-- begin Records for processing --

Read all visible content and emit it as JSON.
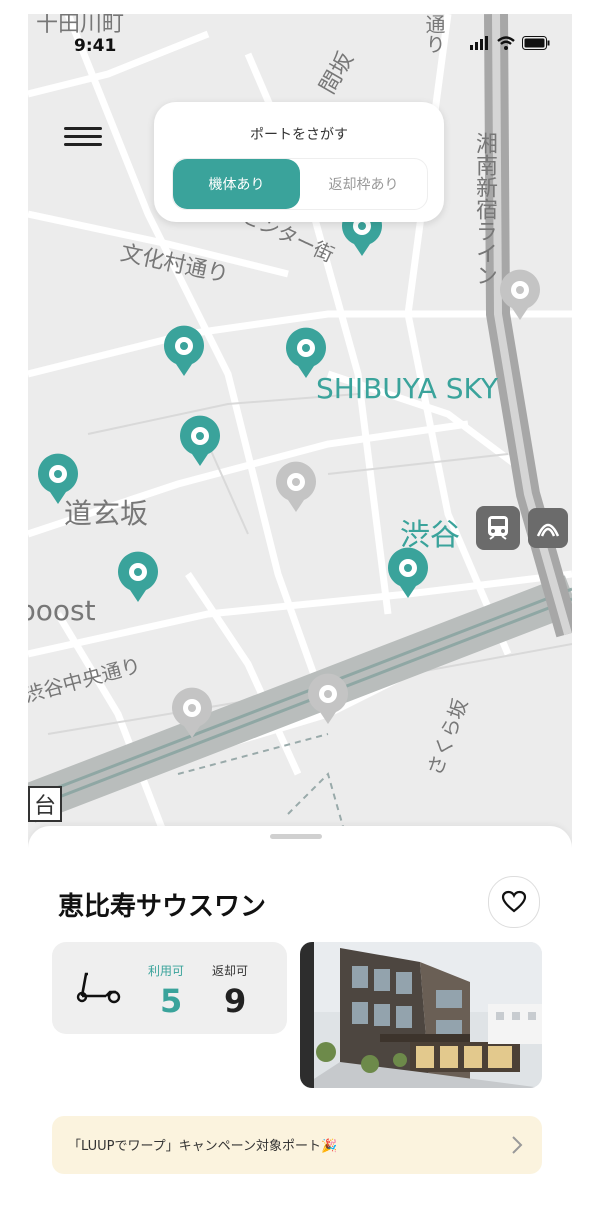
{
  "status_bar": {
    "time": "9:41"
  },
  "search_card": {
    "title": "ポートをさがす",
    "options": [
      "機体あり",
      "返却枠あり"
    ],
    "selected": "機体あり"
  },
  "map": {
    "labels": {
      "bunkamura_st": "文化村通り",
      "sky": "SHIBUYA SKY",
      "dogenzaka": "道玄坂",
      "shibuya": "渋谷",
      "boost": "boost",
      "chuo_st": "渋谷中央通り",
      "shonan": "湘南新宿ライン",
      "sakura": "さくら坂",
      "center": "センター街",
      "saka": "間坂",
      "dai": "台",
      "dori": "通り",
      "top": "十田川町"
    },
    "pins": [
      {
        "status": "available"
      },
      {
        "status": "available"
      },
      {
        "status": "available"
      },
      {
        "status": "available"
      },
      {
        "status": "available"
      },
      {
        "status": "available"
      },
      {
        "status": "available"
      },
      {
        "status": "unavailable"
      },
      {
        "status": "unavailable"
      },
      {
        "status": "unavailable"
      },
      {
        "status": "unavailable"
      }
    ]
  },
  "port": {
    "name": "恵比寿サウスワン",
    "available_label": "利用可",
    "available_count": "5",
    "return_label": "返却可",
    "return_count": "9"
  },
  "campaign": {
    "text": "「LUUPでワープ」キャンペーン対象ポート🎉"
  },
  "colors": {
    "accent": "#3aa39b",
    "pin_gray": "#c4c4c4",
    "banner": "#fbf3de"
  },
  "icons": [
    "hamburger-menu-icon",
    "heart-icon",
    "scooter-icon",
    "chevron-right-icon",
    "train-icon",
    "metro-icon",
    "signal-icon",
    "wifi-icon",
    "battery-icon"
  ]
}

-- end Records for processing --

Job :: Write the entries above out in full, exactly, with no images.

Written response ::
Read all visible content and emit it as JSON.
{
  "status_bar": {
    "time": "9:41"
  },
  "search_card": {
    "title": "ポートをさがす",
    "options": [
      "機体あり",
      "返却枠あり"
    ],
    "selected": "機体あり"
  },
  "map": {
    "labels": {
      "bunkamura_st": "文化村通り",
      "sky": "SHIBUYA SKY",
      "dogenzaka": "道玄坂",
      "shibuya": "渋谷",
      "boost": "boost",
      "chuo_st": "渋谷中央通り",
      "shonan": "湘南新宿ライン",
      "sakura": "さくら坂",
      "center": "センター街",
      "saka": "間坂",
      "dai": "台",
      "dori": "通り",
      "top": "十田川町"
    },
    "pins": [
      {
        "status": "available"
      },
      {
        "status": "available"
      },
      {
        "status": "available"
      },
      {
        "status": "available"
      },
      {
        "status": "available"
      },
      {
        "status": "available"
      },
      {
        "status": "available"
      },
      {
        "status": "unavailable"
      },
      {
        "status": "unavailable"
      },
      {
        "status": "unavailable"
      },
      {
        "status": "unavailable"
      }
    ]
  },
  "port": {
    "name": "恵比寿サウスワン",
    "available_label": "利用可",
    "available_count": "5",
    "return_label": "返却可",
    "return_count": "9"
  },
  "campaign": {
    "text": "「LUUPでワープ」キャンペーン対象ポート🎉"
  },
  "colors": {
    "accent": "#3aa39b",
    "pin_gray": "#c4c4c4",
    "banner": "#fbf3de"
  },
  "icons": [
    "hamburger-menu-icon",
    "heart-icon",
    "scooter-icon",
    "chevron-right-icon",
    "train-icon",
    "metro-icon",
    "signal-icon",
    "wifi-icon",
    "battery-icon"
  ]
}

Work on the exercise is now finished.